| Records for this task |
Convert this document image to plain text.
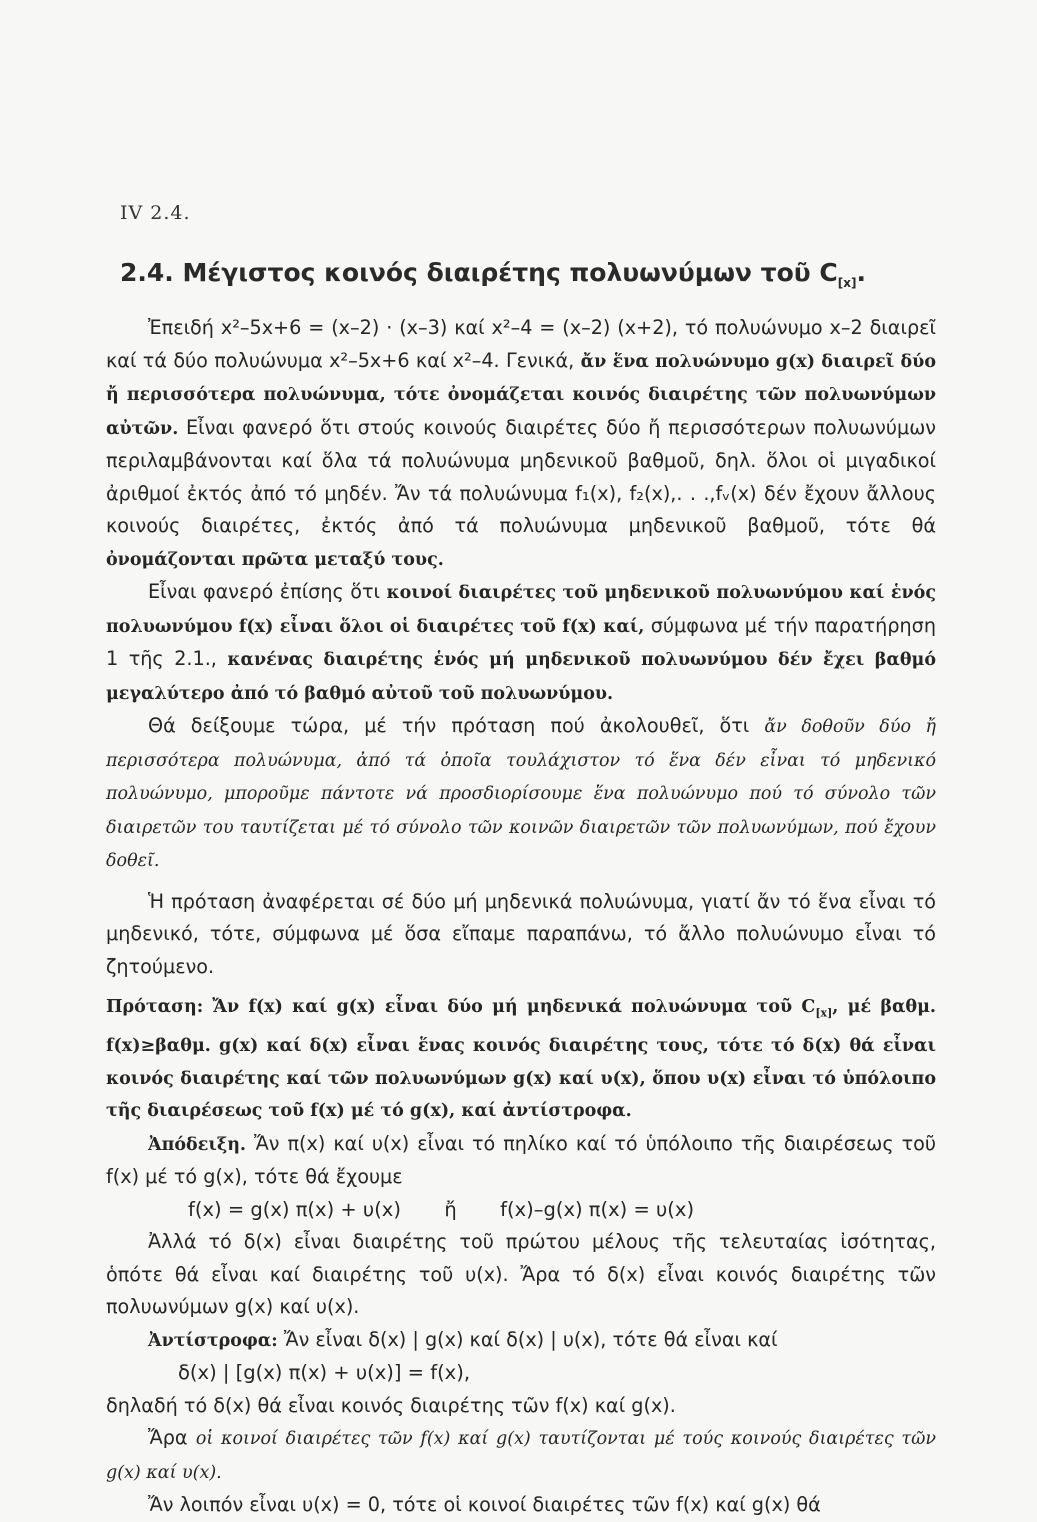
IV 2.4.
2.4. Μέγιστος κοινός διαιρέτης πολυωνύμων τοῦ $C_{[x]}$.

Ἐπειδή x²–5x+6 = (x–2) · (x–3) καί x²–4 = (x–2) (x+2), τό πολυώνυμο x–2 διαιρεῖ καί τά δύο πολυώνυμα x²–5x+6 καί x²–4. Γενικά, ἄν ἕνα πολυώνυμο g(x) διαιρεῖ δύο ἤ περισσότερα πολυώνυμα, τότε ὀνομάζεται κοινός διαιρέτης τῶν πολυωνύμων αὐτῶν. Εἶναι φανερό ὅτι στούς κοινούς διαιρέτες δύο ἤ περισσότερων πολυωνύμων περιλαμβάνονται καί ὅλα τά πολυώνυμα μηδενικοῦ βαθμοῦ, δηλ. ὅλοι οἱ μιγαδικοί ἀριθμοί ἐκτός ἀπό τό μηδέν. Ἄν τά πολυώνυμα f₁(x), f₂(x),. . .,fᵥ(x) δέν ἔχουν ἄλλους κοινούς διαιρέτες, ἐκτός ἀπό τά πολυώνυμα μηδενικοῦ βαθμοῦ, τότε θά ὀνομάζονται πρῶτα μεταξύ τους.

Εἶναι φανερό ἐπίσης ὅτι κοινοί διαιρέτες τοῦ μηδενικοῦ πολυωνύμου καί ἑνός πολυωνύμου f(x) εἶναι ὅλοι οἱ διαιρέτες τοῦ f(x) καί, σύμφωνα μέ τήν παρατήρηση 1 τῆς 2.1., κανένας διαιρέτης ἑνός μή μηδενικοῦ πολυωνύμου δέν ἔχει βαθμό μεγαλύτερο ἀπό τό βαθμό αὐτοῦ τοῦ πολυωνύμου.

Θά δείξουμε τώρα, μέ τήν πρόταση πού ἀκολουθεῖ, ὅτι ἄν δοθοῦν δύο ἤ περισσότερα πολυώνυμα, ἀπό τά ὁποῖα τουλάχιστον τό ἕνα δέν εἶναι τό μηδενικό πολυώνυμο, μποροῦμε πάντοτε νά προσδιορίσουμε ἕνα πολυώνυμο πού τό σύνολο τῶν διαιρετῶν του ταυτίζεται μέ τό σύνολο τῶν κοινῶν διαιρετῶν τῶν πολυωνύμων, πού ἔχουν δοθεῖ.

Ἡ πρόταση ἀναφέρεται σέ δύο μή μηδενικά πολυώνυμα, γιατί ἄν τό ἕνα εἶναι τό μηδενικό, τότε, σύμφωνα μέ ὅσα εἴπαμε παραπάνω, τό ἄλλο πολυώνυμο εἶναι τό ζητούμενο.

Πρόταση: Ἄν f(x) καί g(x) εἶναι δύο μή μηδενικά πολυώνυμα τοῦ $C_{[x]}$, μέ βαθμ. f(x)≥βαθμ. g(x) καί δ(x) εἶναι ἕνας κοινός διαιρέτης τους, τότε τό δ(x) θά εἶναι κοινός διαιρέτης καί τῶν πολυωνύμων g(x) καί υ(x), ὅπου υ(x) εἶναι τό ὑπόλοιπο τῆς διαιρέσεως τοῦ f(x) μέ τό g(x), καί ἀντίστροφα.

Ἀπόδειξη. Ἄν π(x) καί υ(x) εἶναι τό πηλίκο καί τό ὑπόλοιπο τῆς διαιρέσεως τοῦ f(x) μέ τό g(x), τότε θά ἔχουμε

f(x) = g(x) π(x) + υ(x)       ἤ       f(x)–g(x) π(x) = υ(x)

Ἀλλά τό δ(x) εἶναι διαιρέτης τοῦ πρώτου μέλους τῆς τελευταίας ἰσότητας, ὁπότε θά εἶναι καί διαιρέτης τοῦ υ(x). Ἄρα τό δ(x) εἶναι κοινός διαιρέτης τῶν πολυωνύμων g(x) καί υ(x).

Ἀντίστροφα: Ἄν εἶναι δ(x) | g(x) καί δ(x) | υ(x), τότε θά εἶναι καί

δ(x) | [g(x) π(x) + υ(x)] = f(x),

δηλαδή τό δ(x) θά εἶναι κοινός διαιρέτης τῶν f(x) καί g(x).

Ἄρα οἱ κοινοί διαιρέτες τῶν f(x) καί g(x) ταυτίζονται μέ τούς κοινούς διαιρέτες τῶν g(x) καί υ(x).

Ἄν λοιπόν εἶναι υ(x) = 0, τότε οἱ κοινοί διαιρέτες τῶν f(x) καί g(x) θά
==
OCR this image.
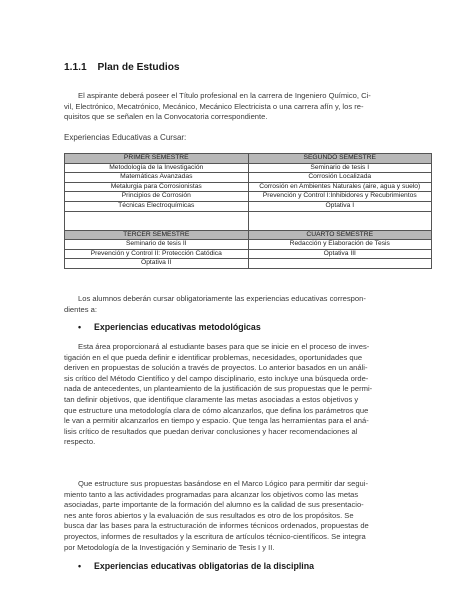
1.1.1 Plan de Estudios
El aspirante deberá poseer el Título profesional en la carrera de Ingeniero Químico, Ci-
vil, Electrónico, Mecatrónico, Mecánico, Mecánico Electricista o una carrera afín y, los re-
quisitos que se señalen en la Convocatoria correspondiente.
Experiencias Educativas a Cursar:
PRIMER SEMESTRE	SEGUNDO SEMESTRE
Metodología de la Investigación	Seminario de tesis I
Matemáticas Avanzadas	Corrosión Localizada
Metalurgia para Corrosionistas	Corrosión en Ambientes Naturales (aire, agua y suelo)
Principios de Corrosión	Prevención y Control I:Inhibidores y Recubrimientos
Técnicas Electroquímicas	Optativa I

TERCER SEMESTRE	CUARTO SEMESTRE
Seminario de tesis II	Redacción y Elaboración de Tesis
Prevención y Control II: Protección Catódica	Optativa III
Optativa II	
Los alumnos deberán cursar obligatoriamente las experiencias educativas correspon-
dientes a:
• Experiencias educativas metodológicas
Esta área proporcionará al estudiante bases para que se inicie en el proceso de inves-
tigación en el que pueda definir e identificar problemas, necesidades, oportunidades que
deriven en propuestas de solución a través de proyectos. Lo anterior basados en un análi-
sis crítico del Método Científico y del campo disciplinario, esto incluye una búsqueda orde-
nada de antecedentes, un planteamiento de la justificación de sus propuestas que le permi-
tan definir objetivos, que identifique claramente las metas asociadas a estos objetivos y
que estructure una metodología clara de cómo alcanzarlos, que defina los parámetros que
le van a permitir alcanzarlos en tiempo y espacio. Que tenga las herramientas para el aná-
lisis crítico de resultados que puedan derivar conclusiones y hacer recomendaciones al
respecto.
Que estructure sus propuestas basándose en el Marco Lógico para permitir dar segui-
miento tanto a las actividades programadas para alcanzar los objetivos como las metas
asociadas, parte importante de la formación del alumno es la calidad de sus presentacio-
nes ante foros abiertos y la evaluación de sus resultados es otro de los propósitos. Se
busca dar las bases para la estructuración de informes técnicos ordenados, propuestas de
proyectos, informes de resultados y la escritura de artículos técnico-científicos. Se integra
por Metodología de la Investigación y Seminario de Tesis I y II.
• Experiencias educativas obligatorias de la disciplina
---
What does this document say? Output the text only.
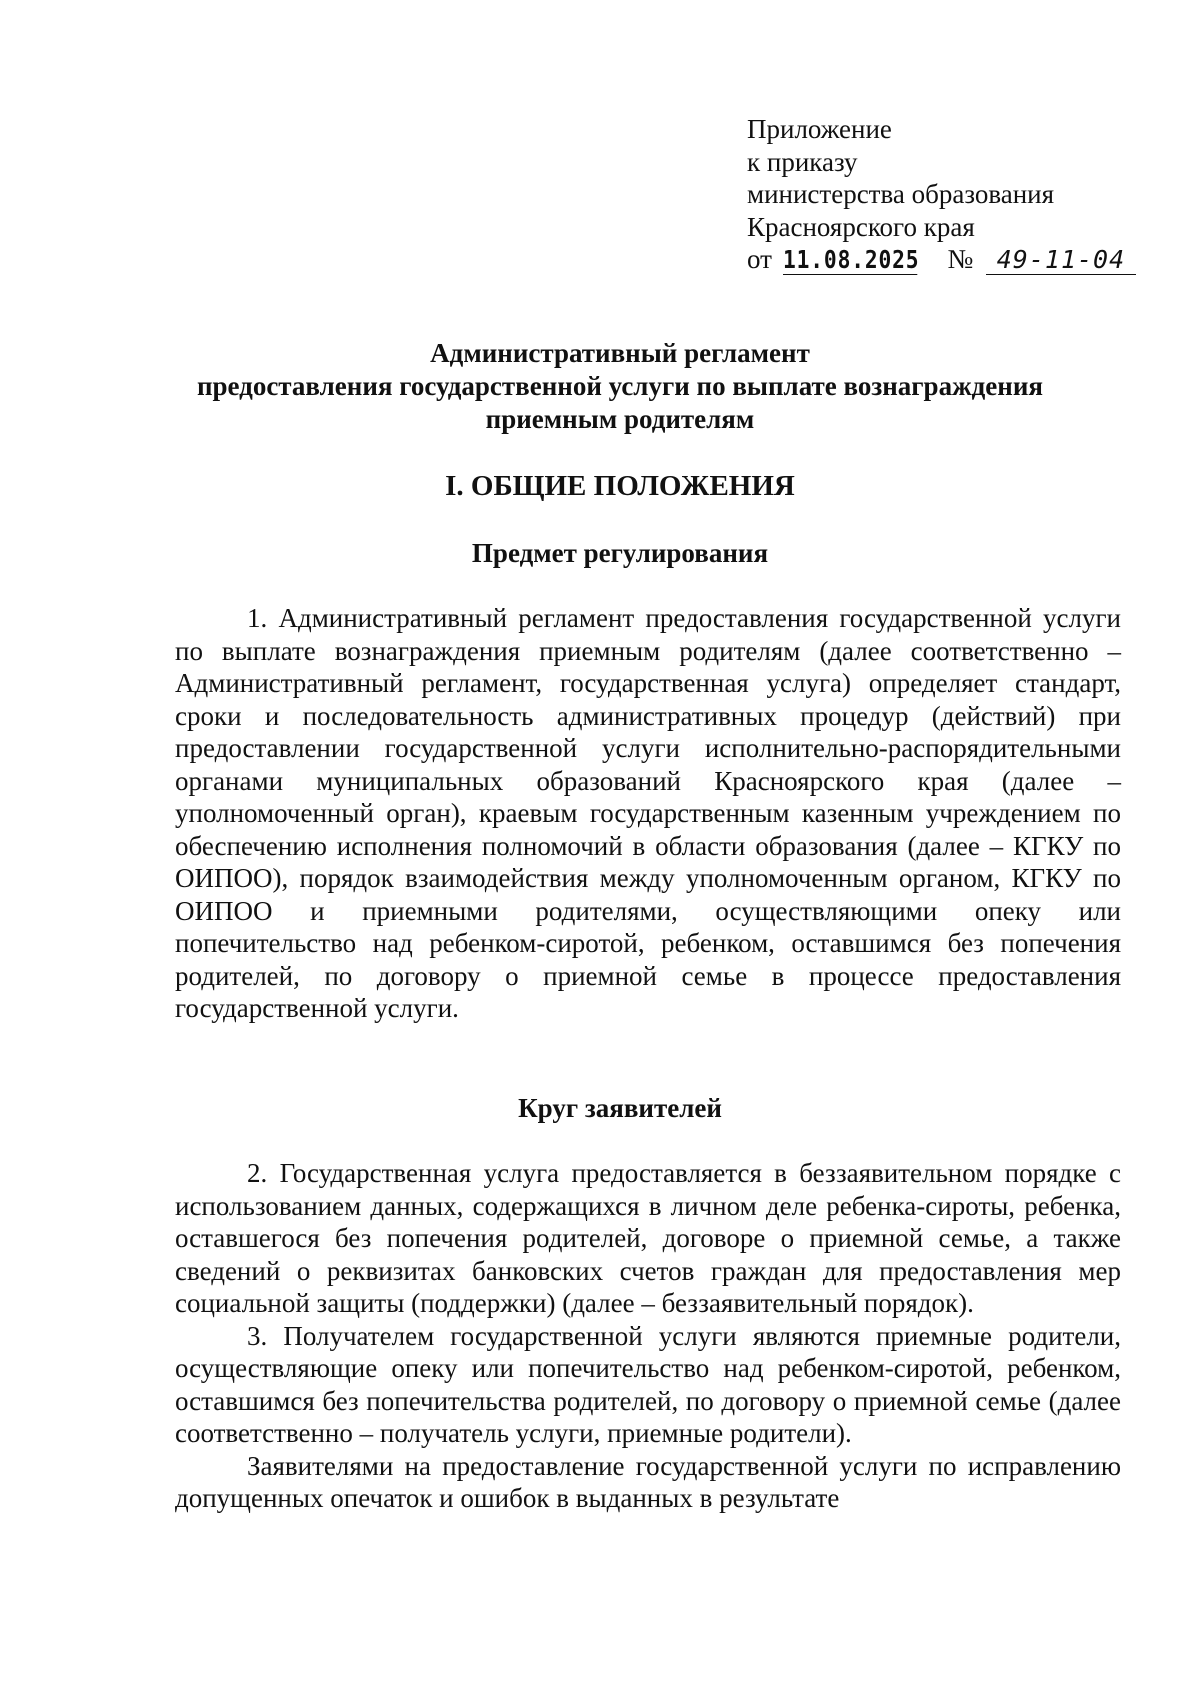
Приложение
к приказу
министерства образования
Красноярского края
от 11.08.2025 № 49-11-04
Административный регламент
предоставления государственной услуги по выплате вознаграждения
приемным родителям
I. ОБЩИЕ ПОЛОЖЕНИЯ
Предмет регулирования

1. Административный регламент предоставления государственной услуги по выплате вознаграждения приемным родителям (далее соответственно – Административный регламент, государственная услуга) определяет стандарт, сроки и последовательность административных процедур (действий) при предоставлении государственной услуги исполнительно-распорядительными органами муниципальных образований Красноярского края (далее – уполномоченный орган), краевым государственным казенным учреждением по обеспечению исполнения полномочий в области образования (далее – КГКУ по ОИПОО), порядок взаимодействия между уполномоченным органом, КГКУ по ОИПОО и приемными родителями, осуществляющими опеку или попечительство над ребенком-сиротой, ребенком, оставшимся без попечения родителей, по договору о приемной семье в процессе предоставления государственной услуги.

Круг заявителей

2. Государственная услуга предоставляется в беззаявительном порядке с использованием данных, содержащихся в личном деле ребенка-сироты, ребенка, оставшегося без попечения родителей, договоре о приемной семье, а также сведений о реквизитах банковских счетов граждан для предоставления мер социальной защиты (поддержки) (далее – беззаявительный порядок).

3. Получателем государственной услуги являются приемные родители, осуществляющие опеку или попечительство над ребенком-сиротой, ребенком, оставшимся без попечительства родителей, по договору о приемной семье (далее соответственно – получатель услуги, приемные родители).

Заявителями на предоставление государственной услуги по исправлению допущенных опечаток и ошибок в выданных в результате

| Given request |
Using the entries above, return each line in which the word "estructure" occurs.

| Exercise response |
que estructure una metodología clara de cómo alcanzarlos, que defina los parámetros que
Que estructure sus propuestas basándose en el Marco Lógico para permitir dar segui-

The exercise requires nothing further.